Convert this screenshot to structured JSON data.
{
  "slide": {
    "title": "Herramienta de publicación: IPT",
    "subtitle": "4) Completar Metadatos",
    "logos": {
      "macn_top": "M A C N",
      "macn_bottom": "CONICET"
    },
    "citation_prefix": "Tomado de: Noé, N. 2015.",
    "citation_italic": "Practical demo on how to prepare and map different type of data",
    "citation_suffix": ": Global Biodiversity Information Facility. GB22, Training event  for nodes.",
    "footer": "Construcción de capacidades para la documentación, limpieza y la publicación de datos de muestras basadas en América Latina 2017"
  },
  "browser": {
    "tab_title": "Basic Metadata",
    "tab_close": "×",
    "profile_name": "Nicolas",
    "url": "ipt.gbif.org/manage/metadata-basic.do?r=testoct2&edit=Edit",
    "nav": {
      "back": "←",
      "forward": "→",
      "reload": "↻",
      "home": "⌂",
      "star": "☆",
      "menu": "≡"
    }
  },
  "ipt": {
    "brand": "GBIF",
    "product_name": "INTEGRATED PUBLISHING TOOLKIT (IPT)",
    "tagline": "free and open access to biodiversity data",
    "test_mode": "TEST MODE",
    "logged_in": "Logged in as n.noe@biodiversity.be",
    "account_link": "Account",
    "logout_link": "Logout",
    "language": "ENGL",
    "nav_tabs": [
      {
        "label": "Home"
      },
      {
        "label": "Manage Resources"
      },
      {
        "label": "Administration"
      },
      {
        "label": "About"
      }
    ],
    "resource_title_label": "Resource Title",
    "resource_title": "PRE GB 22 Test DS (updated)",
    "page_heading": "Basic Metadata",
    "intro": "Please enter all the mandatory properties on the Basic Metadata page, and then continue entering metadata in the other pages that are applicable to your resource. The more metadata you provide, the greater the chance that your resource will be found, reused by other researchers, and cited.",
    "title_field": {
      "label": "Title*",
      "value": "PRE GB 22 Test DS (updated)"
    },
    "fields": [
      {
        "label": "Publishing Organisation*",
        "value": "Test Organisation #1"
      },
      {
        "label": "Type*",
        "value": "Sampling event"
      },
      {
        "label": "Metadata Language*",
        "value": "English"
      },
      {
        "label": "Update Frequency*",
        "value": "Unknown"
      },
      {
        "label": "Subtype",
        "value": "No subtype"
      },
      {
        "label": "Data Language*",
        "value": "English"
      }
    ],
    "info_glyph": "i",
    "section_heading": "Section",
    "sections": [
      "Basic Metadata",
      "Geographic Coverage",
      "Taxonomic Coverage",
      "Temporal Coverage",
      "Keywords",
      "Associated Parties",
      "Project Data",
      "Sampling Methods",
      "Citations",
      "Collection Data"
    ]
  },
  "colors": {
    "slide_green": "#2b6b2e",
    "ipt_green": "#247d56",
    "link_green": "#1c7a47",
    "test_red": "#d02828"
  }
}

Your task ->
Select and copy each line from the data that includes the word "updated".

Answer to the task ->
    "resource_title": "PRE GB 22 Test DS (updated)",
      "value": "PRE GB 22 Test DS (updated)"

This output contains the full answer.